• [Stated problem]
Show each line of the data below that has the string "title" in it.

Figure dataset records

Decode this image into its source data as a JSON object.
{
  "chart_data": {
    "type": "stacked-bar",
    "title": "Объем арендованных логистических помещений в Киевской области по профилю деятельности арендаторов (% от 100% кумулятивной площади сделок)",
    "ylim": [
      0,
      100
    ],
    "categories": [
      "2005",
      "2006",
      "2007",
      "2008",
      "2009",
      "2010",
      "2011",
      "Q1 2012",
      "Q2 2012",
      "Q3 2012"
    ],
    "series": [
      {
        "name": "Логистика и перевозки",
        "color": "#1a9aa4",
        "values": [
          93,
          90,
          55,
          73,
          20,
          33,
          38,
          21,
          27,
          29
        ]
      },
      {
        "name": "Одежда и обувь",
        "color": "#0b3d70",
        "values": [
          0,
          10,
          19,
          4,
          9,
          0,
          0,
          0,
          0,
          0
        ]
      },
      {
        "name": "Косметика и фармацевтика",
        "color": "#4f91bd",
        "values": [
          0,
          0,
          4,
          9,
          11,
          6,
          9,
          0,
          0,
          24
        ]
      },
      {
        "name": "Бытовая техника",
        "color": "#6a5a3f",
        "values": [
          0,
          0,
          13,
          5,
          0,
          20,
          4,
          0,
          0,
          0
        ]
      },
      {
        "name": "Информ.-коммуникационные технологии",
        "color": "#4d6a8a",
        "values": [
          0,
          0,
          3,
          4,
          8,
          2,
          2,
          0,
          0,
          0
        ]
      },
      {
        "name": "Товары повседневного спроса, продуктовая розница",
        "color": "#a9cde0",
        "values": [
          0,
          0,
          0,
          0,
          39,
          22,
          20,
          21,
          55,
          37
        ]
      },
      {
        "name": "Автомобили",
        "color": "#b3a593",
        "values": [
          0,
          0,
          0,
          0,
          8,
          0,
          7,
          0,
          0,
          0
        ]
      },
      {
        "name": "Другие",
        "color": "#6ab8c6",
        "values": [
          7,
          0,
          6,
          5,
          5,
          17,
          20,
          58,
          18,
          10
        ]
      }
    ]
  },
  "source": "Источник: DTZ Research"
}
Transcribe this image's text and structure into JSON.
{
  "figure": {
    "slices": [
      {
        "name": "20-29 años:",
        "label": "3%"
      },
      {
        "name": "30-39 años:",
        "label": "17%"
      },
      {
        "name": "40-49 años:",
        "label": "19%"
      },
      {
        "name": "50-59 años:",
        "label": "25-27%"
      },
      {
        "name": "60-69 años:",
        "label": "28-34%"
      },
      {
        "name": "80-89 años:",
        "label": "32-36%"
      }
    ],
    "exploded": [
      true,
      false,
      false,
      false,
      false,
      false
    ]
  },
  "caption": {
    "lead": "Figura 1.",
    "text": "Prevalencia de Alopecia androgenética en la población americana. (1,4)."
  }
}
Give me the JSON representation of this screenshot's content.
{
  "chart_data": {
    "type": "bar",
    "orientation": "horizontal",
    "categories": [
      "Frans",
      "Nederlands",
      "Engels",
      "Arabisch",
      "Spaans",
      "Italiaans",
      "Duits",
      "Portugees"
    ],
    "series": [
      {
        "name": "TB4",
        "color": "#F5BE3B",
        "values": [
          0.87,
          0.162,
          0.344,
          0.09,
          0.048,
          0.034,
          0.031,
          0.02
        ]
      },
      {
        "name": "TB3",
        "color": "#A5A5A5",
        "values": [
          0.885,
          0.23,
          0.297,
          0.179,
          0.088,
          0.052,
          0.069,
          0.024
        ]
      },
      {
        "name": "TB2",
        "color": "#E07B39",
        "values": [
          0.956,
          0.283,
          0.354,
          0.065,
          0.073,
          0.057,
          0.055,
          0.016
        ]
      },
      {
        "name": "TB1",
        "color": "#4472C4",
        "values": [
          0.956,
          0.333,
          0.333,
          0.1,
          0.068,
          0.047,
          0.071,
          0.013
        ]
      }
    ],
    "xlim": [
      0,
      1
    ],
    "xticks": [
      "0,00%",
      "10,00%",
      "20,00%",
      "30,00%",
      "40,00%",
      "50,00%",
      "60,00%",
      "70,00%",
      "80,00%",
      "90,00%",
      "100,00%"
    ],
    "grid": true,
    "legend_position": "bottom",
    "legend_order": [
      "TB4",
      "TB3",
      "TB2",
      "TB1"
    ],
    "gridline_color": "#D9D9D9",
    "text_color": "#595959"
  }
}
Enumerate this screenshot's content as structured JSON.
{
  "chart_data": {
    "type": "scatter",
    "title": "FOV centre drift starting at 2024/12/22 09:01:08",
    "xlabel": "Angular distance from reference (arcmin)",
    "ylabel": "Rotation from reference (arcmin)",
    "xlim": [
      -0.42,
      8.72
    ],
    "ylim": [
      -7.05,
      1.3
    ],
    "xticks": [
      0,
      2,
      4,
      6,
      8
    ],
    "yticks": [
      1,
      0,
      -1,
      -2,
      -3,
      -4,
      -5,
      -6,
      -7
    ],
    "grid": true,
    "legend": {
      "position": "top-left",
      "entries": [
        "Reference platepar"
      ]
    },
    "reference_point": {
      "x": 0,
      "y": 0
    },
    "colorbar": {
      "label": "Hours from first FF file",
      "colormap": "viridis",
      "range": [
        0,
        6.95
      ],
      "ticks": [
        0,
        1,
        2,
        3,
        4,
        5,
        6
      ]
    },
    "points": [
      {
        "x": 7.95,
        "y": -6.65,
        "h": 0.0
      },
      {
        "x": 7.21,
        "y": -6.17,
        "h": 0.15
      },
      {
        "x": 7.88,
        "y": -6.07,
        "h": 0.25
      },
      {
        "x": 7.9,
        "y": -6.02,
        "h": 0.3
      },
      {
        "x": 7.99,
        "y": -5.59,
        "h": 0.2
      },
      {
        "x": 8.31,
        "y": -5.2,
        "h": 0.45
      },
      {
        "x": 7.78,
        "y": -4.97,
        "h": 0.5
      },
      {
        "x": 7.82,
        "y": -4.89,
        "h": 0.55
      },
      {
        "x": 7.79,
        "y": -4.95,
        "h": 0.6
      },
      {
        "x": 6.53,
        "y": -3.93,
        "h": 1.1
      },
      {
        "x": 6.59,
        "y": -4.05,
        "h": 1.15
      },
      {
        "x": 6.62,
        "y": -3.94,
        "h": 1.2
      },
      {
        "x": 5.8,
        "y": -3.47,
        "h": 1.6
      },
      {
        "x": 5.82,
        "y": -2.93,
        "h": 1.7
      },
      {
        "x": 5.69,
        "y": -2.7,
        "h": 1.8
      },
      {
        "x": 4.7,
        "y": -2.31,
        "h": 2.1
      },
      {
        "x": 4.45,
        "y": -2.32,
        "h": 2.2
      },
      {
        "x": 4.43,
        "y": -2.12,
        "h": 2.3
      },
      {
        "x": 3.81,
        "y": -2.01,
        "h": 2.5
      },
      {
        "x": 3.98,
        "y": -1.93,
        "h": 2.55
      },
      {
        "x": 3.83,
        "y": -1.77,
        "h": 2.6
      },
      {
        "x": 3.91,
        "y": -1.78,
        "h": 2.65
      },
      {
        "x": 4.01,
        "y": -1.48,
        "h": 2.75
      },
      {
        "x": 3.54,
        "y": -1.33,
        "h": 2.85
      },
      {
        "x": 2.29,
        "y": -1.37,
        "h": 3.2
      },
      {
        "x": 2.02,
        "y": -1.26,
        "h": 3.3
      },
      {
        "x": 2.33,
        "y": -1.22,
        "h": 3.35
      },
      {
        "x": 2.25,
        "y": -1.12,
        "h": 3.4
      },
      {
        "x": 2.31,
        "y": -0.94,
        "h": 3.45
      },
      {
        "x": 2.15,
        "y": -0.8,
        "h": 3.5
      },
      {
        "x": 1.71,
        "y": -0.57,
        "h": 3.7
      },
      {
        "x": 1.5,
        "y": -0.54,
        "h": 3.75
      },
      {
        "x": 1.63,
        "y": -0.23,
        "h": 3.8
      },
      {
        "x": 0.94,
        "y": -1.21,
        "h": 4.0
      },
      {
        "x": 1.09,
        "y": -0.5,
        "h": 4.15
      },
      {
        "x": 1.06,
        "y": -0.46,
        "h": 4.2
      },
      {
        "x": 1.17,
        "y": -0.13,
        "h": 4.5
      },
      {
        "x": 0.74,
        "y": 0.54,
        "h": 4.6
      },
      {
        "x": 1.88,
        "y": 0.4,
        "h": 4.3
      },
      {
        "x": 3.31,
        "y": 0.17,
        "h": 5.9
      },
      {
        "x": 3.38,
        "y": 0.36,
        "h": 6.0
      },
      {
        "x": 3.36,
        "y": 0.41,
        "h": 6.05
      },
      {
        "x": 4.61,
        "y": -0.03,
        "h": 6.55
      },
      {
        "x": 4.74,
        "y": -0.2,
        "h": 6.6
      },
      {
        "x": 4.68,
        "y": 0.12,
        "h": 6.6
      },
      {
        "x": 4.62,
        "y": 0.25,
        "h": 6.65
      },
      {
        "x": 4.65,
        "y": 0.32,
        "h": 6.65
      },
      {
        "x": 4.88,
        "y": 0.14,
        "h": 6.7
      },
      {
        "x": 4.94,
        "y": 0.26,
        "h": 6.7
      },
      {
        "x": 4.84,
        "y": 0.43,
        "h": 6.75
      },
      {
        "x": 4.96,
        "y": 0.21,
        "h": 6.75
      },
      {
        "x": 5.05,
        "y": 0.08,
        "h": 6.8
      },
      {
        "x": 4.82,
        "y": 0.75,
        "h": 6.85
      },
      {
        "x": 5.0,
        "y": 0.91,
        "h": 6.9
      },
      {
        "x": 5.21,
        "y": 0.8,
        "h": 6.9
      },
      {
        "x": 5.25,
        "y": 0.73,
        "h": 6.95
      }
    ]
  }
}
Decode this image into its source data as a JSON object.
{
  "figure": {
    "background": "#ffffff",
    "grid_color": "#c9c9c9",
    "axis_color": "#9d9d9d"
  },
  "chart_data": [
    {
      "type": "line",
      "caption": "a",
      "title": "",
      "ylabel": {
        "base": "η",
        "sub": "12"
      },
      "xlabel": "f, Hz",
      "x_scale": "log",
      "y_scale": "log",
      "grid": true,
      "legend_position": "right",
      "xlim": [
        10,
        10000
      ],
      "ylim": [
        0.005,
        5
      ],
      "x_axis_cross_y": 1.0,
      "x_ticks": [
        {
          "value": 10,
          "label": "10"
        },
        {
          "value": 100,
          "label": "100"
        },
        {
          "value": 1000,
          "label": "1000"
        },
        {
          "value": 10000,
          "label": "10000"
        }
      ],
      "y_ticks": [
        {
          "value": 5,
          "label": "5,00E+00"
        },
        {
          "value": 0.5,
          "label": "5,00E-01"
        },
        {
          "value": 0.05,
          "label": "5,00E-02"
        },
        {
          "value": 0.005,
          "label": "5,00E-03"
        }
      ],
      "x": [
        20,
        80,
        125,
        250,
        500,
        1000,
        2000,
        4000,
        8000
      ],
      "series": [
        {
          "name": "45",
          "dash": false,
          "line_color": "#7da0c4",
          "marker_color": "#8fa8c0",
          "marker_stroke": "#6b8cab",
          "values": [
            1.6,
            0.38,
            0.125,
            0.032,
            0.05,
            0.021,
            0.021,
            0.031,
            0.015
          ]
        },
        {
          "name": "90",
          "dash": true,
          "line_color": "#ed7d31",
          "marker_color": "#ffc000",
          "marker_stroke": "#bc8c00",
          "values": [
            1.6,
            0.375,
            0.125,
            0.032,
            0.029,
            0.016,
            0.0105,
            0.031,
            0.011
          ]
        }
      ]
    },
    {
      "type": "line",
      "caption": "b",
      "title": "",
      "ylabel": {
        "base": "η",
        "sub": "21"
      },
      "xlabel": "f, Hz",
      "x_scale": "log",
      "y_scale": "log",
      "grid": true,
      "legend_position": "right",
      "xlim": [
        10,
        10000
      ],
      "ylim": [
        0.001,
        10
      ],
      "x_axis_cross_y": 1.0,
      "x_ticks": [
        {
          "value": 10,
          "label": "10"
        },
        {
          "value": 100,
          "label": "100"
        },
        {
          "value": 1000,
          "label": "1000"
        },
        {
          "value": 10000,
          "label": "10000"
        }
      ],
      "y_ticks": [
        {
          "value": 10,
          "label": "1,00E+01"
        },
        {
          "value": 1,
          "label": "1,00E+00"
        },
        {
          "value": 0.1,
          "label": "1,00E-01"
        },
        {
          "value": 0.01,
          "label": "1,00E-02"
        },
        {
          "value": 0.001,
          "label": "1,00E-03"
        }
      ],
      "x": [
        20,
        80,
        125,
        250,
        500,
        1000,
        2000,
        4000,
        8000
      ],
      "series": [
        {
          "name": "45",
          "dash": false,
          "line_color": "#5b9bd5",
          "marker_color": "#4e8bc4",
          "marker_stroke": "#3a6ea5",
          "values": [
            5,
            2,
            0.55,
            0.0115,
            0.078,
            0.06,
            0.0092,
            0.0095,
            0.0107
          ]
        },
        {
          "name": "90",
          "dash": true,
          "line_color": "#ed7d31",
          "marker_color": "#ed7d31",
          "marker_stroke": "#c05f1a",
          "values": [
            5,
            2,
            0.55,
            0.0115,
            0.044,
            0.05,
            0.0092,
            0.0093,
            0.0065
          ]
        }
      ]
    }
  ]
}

• [Completed exercise]
    "title": "Объем арендованных логистических помещений в Киевской области по профилю деятельности арендаторов (% от 100% кумулятивной площади сделок)",
    "title": "FOV centre drift starting at 2024/12/22 09:01:08",
      "title": "",
      "title": "",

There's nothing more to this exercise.